**Prompt**. Repeat every line below exactly as it reads.

**Given information**.
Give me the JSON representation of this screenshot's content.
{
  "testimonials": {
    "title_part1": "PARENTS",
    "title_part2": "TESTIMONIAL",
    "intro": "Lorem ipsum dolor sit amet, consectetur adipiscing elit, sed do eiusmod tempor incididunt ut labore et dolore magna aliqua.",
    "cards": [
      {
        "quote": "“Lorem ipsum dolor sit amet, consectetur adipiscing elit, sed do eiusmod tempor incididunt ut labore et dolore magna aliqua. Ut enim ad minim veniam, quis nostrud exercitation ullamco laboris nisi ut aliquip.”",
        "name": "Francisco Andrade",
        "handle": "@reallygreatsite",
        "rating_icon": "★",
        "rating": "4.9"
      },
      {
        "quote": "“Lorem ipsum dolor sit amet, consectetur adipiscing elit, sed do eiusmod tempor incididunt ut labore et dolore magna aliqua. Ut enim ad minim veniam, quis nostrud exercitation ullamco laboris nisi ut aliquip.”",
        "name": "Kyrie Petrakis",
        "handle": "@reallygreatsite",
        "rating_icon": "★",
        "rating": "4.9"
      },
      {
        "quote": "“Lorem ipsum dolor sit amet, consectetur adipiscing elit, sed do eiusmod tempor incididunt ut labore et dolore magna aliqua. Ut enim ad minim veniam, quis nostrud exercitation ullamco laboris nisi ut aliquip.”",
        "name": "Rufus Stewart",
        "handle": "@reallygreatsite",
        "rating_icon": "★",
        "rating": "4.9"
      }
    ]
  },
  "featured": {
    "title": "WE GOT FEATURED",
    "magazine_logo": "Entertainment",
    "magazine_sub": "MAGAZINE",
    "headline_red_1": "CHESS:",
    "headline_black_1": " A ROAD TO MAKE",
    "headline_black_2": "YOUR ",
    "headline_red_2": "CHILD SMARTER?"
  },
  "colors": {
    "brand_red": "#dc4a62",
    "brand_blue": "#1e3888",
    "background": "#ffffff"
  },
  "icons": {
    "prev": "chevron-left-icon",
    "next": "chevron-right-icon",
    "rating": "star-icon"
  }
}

**Output below**.
Give me the JSON representation of this screenshot's content.
{
  "testimonials": {
    "title_part1": "PARENTS",
    "title_part2": "TESTIMONIAL",
    "intro": "Lorem ipsum dolor sit amet, consectetur adipiscing elit, sed do eiusmod tempor incididunt ut labore et dolore magna aliqua.",
    "cards": [
      {
        "quote": "“Lorem ipsum dolor sit amet, consectetur adipiscing elit, sed do eiusmod tempor incididunt ut labore et dolore magna aliqua. Ut enim ad minim veniam, quis nostrud exercitation ullamco laboris nisi ut aliquip.”",
        "name": "Francisco Andrade",
        "handle": "@reallygreatsite",
        "rating_icon": "★",
        "rating": "4.9"
      },
      {
        "quote": "“Lorem ipsum dolor sit amet, consectetur adipiscing elit, sed do eiusmod tempor incididunt ut labore et dolore magna aliqua. Ut enim ad minim veniam, quis nostrud exercitation ullamco laboris nisi ut aliquip.”",
        "name": "Kyrie Petrakis",
        "handle": "@reallygreatsite",
        "rating_icon": "★",
        "rating": "4.9"
      },
      {
        "quote": "“Lorem ipsum dolor sit amet, consectetur adipiscing elit, sed do eiusmod tempor incididunt ut labore et dolore magna aliqua. Ut enim ad minim veniam, quis nostrud exercitation ullamco laboris nisi ut aliquip.”",
        "name": "Rufus Stewart",
        "handle": "@reallygreatsite",
        "rating_icon": "★",
        "rating": "4.9"
      }
    ]
  },
  "featured": {
    "title": "WE GOT FEATURED",
    "magazine_logo": "Entertainment",
    "magazine_sub": "MAGAZINE",
    "headline_red_1": "CHESS:",
    "headline_black_1": " A ROAD TO MAKE",
    "headline_black_2": "YOUR ",
    "headline_red_2": "CHILD SMARTER?"
  },
  "colors": {
    "brand_red": "#dc4a62",
    "brand_blue": "#1e3888",
    "background": "#ffffff"
  },
  "icons": {
    "prev": "chevron-left-icon",
    "next": "chevron-right-icon",
    "rating": "star-icon"
  }
}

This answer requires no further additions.